═════ MATERIAL FOR THE TASK ═════
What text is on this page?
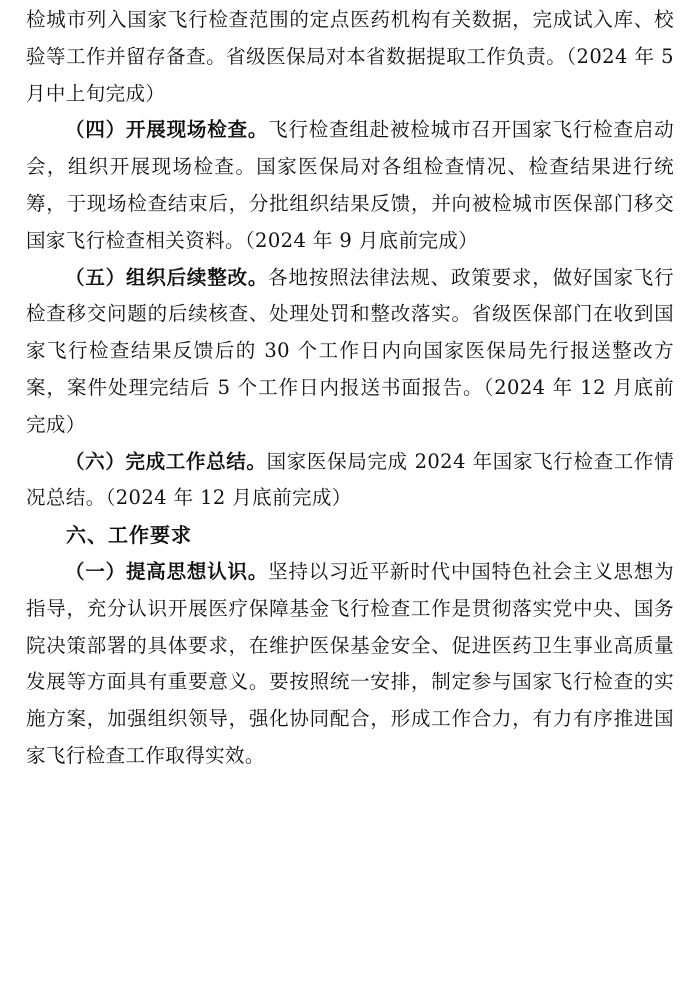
检城市列入国家飞行检查范围的定点医药机构有关数据，完成试入库、校验等工作并留存备查。省级医保局对本省数据提取工作负责。（2024 年 5 月中上旬完成）

（四）开展现场检查。飞行检查组赴被检城市召开国家飞行检查启动会，组织开展现场检查。国家医保局对各组检查情况、检查结果进行统筹，于现场检查结束后，分批组织结果反馈，并向被检城市医保部门移交国家飞行检查相关资料。（2024 年 9 月底前完成）

（五）组织后续整改。各地按照法律法规、政策要求，做好国家飞行检查移交问题的后续核查、处理处罚和整改落实。省级医保部门在收到国家飞行检查结果反馈后的 30 个工作日内向国家医保局先行报送整改方案，案件处理完结后 5 个工作日内报送书面报告。（2024 年 12 月底前完成）

（六）完成工作总结。国家医保局完成 2024 年国家飞行检查工作情况总结。（2024 年 12 月底前完成）

六、工作要求

（一）提高思想认识。坚持以习近平新时代中国特色社会主义思想为指导，充分认识开展医疗保障基金飞行检查工作是贯彻落实党中央、国务院决策部署的具体要求，在维护医保基金安全、促进医药卫生事业高质量发展等方面具有重要意义。要按照统一安排，制定参与国家飞行检查的实施方案，加强组织领导，强化协同配合，形成工作合力，有力有序推进国家飞行检查工作取得实效。
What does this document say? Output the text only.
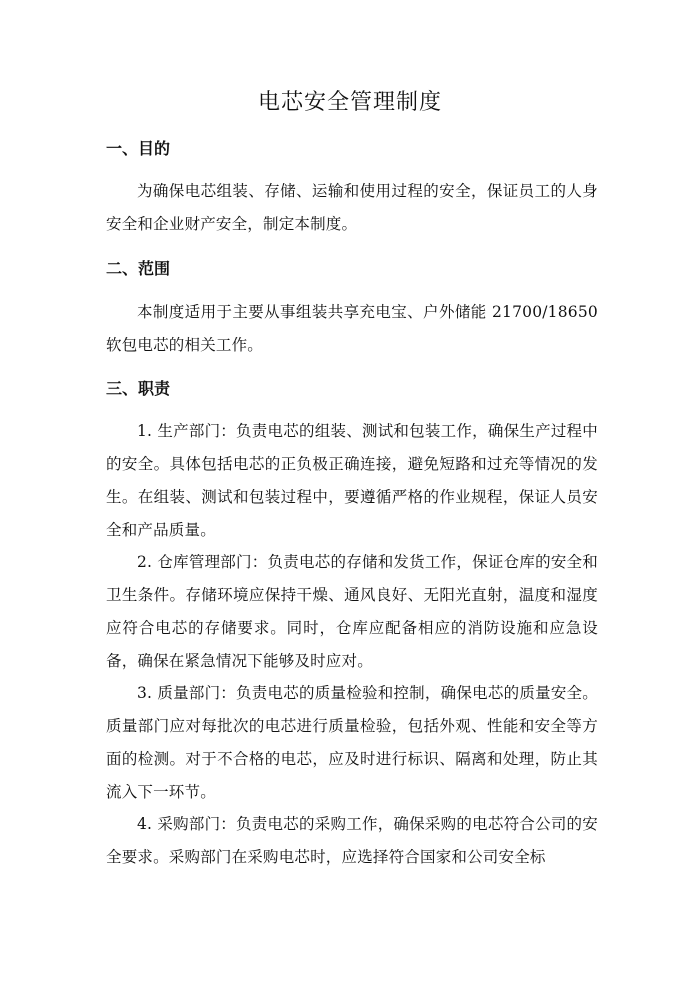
电芯安全管理制度
一、目的
为确保电芯组装、存储、运输和使用过程的安全，保证员工的人身安全和企业财产安全，制定本制度。
二、范围
本制度适用于主要从事组装共享充电宝、户外储能 21700/18650 软包电芯的相关工作。
三、职责
1. 生产部门：负责电芯的组装、测试和包装工作，确保生产过程中的安全。具体包括电芯的正负极正确连接，避免短路和过充等情况的发生。在组装、测试和包装过程中，要遵循严格的作业规程，保证人员安全和产品质量。
2. 仓库管理部门：负责电芯的存储和发货工作，保证仓库的安全和卫生条件。存储环境应保持干燥、通风良好、无阳光直射，温度和湿度应符合电芯的存储要求。同时，仓库应配备相应的消防设施和应急设备，确保在紧急情况下能够及时应对。
3. 质量部门：负责电芯的质量检验和控制，确保电芯的质量安全。质量部门应对每批次的电芯进行质量检验，包括外观、性能和安全等方面的检测。对于不合格的电芯，应及时进行标识、隔离和处理，防止其流入下一环节。
4. 采购部门：负责电芯的采购工作，确保采购的电芯符合公司的安全要求。采购部门在采购电芯时，应选择符合国家和公司安全标
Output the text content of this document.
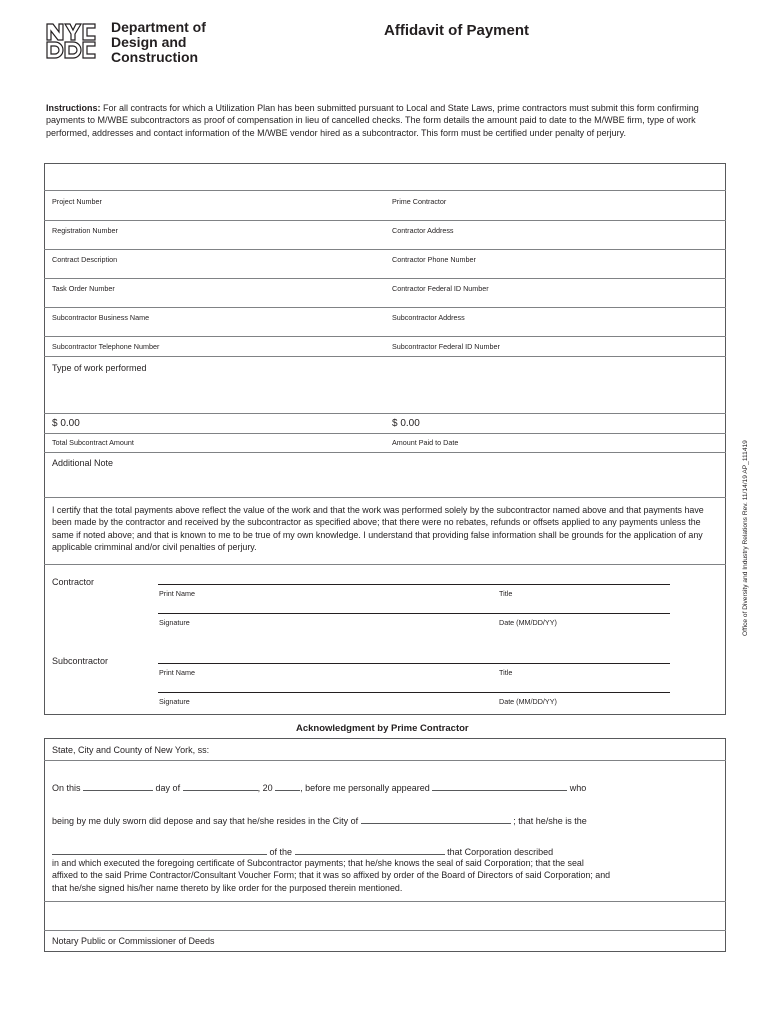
Department of
Design and
Construction
Affidavit of Payment
Instructions: For all contracts for which a Utilization Plan has been submitted pursuant to Local and State Laws, prime contractors must submit this form confirming payments to M/WBE subcontractors as proof of compensation in lieu of cancelled checks. The form details the amount paid to date to the M/WBE firm, type of work performed, addresses and contact information of the M/WBE vendor hired as a subcontractor. This form must be certified under penalty of perjury.
Project Number	Prime Contractor
Registration Number	Contractor Address
Contract Description	Contractor Phone Number
Task Order Number	Contractor Federal ID Number
Subcontractor Business Name	Subcontractor Address
Subcontractor Telephone Number	Subcontractor Federal ID Number
Type of work performed
$ 0.00	$ 0.00
Total Subcontract Amount	Amount Paid to Date
Additional Note
I certify that the total payments above reflect the value of the work and that the work was performed solely by the subcontractor named above and that payments have been made by the contractor and received by the subcontractor as specified above; that there were no rebates, refunds or offsets applied to any payments unless the same if noted above; and that is known to me to be true of my own knowledge. I understand that providing false information shall be grounds for the application of any applicable crimminal and/or civil penalties of perjury.
Contractor
Print Name	Title
Signature	Date (MM/DD/YY)
Subcontractor
Print Name	Title
Signature	Date (MM/DD/YY)
Office of Diversity and Industry Relations Rev. 11/14/19 AP_111419
Acknowledgment by Prime Contractor
State, City and County of New York, ss:
On this	day of	, 20	, before me personally appeared	who
being by me duly sworn did depose and say that he/she resides in the City of	; that he/she is the
of the	that Corporation described
in and which executed the foregoing certificate of Subcontractor payments; that he/she knows the seal of said Corporation; that the seal affixed to the said Prime Contractor/Consultant Voucher Form; that it was so affixed by order of the Board of Directors of said Corporation; and that he/she signed his/her name thereto by like order for the purposed therein mentioned.
Notary Public or Commissioner of Deeds
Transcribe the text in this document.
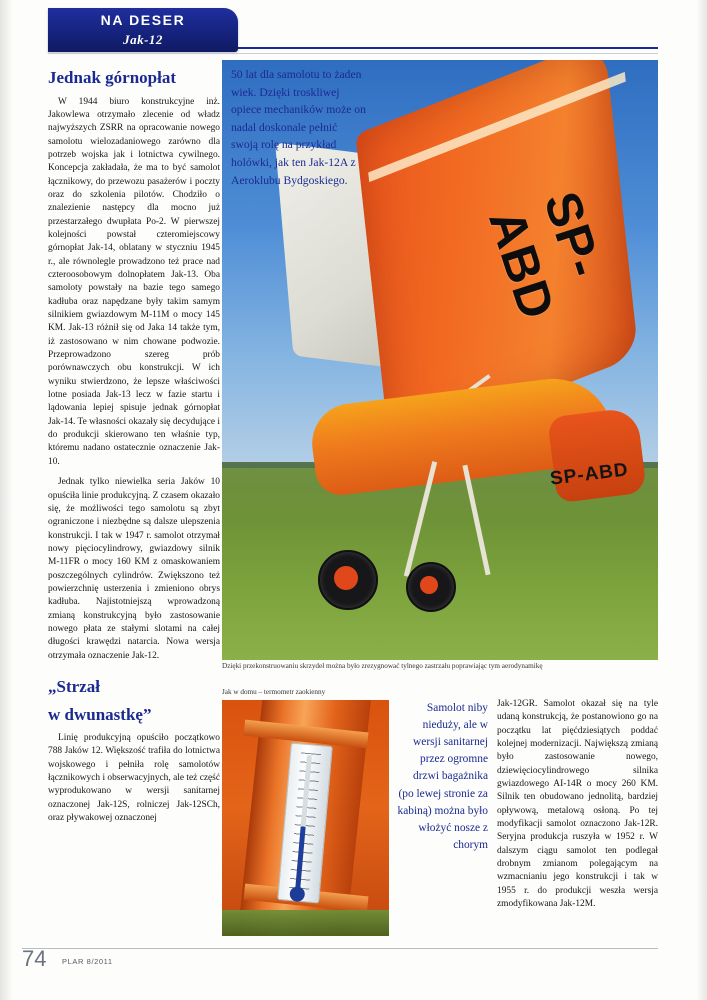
NA DESER
Jak-12
Jednak górnopłat

W 1944 biuro konstrukcyjne inż. Jakowlewa otrzymało zlecenie od władz najwyższych ZSRR na opracowanie nowego samolotu wielozadaniowego zarówno dla potrzeb wojska jak i lotnictwa cywilnego. Koncepcja zakładała, że ma to być samolot łącznikowy, do przewozu pasażerów i poczty oraz do szkolenia pilotów. Chodziło o znalezienie następcy dla mocno już przestarzałego dwupłata Po-2. W pierwszej kolejności powstał czteromiejscowy górnopłat Jak-14, oblatany w styczniu 1945 r., ale równolegle prowadzono też prace nad czteroosobowym dolnopłatem Jak-13. Oba samoloty powstały na bazie tego samego kadłuba oraz napędzane były takim samym silnikiem gwiazdowym M-11M o mocy 145 KM. Jak-13 różnił się od Jaka 14 także tym, iż zastosowano w nim chowane podwozie. Przeprowadzono szereg prób porównawczych obu konstrukcji. W ich wyniku stwierdzono, że lepsze właściwości lotne posiada Jak-13 lecz w fazie startu i lądowania lepiej spisuje jednak górnopłat Jak-14. Te własności okazały się decydujące i do produkcji skierowano ten właśnie typ, któremu nadano ostatecznie oznaczenie Jak-10.

Jednak tylko niewielka seria Jaków 10 opuściła linie produkcyjną. Z czasem okazało się, że możliwości tego samolotu są zbyt ograniczone i niezbędne są dalsze ulepszenia konstrukcji. I tak w 1947 r. samolot otrzymał nowy pięciocylindrowy, gwiazdowy silnik M-11FR o mocy 160 KM z omaskowaniem poszczególnych cylindrów. Zwiększono też powierzchnię usterzenia i zmieniono obrys kadłuba. Najistotniejszą wprowadzoną zmianą konstrukcyjną było zastosowanie nowego płata ze stałymi slotami na całej długości krawędzi natarcia. Nowa wersja otrzymała oznaczenie Jak-12.

„Strzał
w dwunastkę”

Linię produkcyjną opuściło początkowo 788 Jaków 12. Większość trafiła do lotnictwa wojskowego i pełniła rolę samolotów łącznikowych i obserwacyjnych, ale też część wyprodukowano w wersji sanitarnej oznaczonej Jak-12S, rolniczej Jak-12SCh, oraz pływakowej oznaczonej

SP-ABD
SP-ABD
Dzięki przekonstruowaniu skrzydeł można było zrezygnować tylnego zastrzału poprawiając tym aerodynamikę
50 lat dla samolotu to żaden wiek. Dzięki troskliwej opiece mechaników może on nadal doskonale pełnić swoją rolę na przykład holówki, jak ten Jak-12A z Aeroklubu Bydgoskiego.
Jak w domu – termometr zaokienny
Samolot niby nieduży, ale w wersji sanitarnej przez ogromne drzwi bagażnika (po lewej stronie za kabiną) można było włożyć nosze z chorym

Jak-12GR. Samolot okazał się na tyle udaną konstrukcją, że postanowiono go na początku lat pięćdziesiątych poddać kolejnej modernizacji. Największą zmianą było zastosowanie nowego, dziewięciocylindrowego silnika gwiazdowego AI-14R o mocy 260 KM. Silnik ten obudowano jednolitą, bardziej opływową, metalową osłoną. Po tej modyfikacji samolot oznaczono Jak-12R. Seryjna produkcja ruszyła w 1952 r. W dalszym ciągu samolot ten podlegał drobnym zmianom polegającym na wzmacnianiu jego konstrukcji i tak w 1955 r. do produkcji weszła wersja zmodyfikowana Jak-12M.

74 PLAR 8/2011
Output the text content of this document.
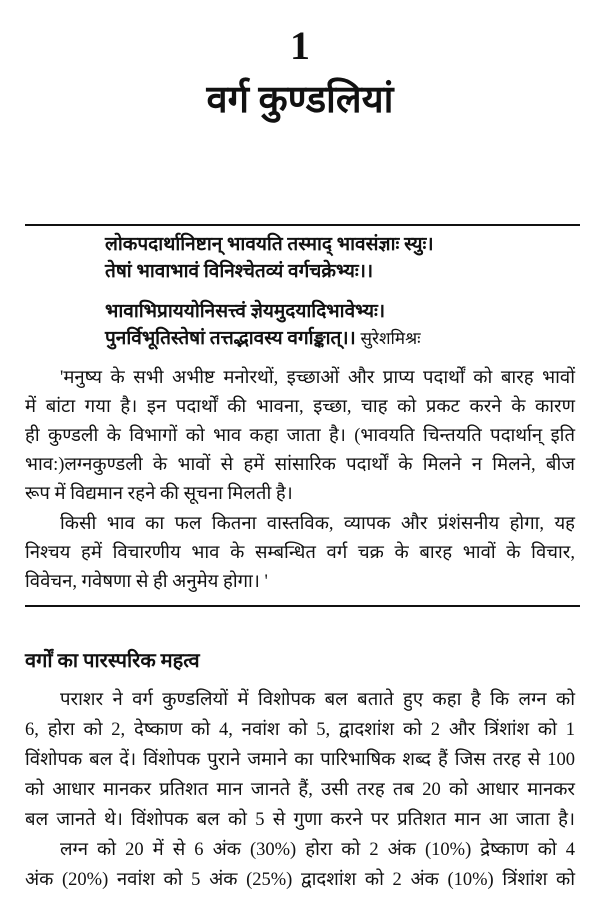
1
वर्ग कुण्डलियां
लोकपदार्थानिष्टान् भावयति तस्माद् भावसंज्ञाः स्युः।
तेषां भावाभावं विनिश्चेतव्यं वर्गचक्रेभ्यः।।
भावाभिप्राययोनिसत्त्वं ज्ञेयमुदयादिभावेभ्यः।
पुनर्विभूतिस्तेषां तत्तद्भावस्य वर्गाङ्कात्।। सुरेशमिश्रः
'मनुष्य के सभी अभीष्ट मनोरथों, इच्छाओं और प्राप्य पदार्थों को बारह भावों
में बांटा गया है। इन पदार्थों की भावना, इच्छा, चाह को प्रकट करने के कारण
ही कुण्डली के विभागों को भाव कहा जाता है। (भावयति चिन्तयति पदार्थान् इति
भाव:)लग्नकुण्डली के भावों से हमें सांसारिक पदार्थों के मिलने न मिलने, बीज
रूप में विद्यमान रहने की सूचना मिलती है।
किसी भाव का फल कितना वास्तविक, व्यापक और प्रंशंसनीय होगा, यह
निश्चय हमें विचारणीय भाव के सम्बन्धित वर्ग चक्र के बारह भावों के विचार,
विवेचन, गवेषणा से ही अनुमेय होगा। '
वर्गों का पारस्परिक महत्व
पराशर ने वर्ग कुण्डलियों में विशोपक बल बताते हुए कहा है कि लग्न को
6, होरा को 2, देष्काण को 4, नवांश को 5, द्वादशांश को 2 और त्रिंशांश को 1
विंशोपक बल दें। विंशोपक पुराने जमाने का पारिभाषिक शब्द हैं जिस तरह से 100
को आधार मानकर प्रतिशत मान जानते हैं, उसी तरह तब 20 को आधार मानकर
बल जानते थे। विंशोपक बल को 5 से गुणा करने पर प्रतिशत मान आ जाता है।
लग्न को 20 में से 6 अंक (30%) होरा को 2 अंक (10%) द्रेष्काण को 4
अंक (20%) नवांश को 5 अंक (25%) द्वादशांश को 2 अंक (10%) त्रिंशांश को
═════
*STATED GOAL*
Across the entries above, how many lines contain "document"? Provide only the count.

*FINISHED TASK*
4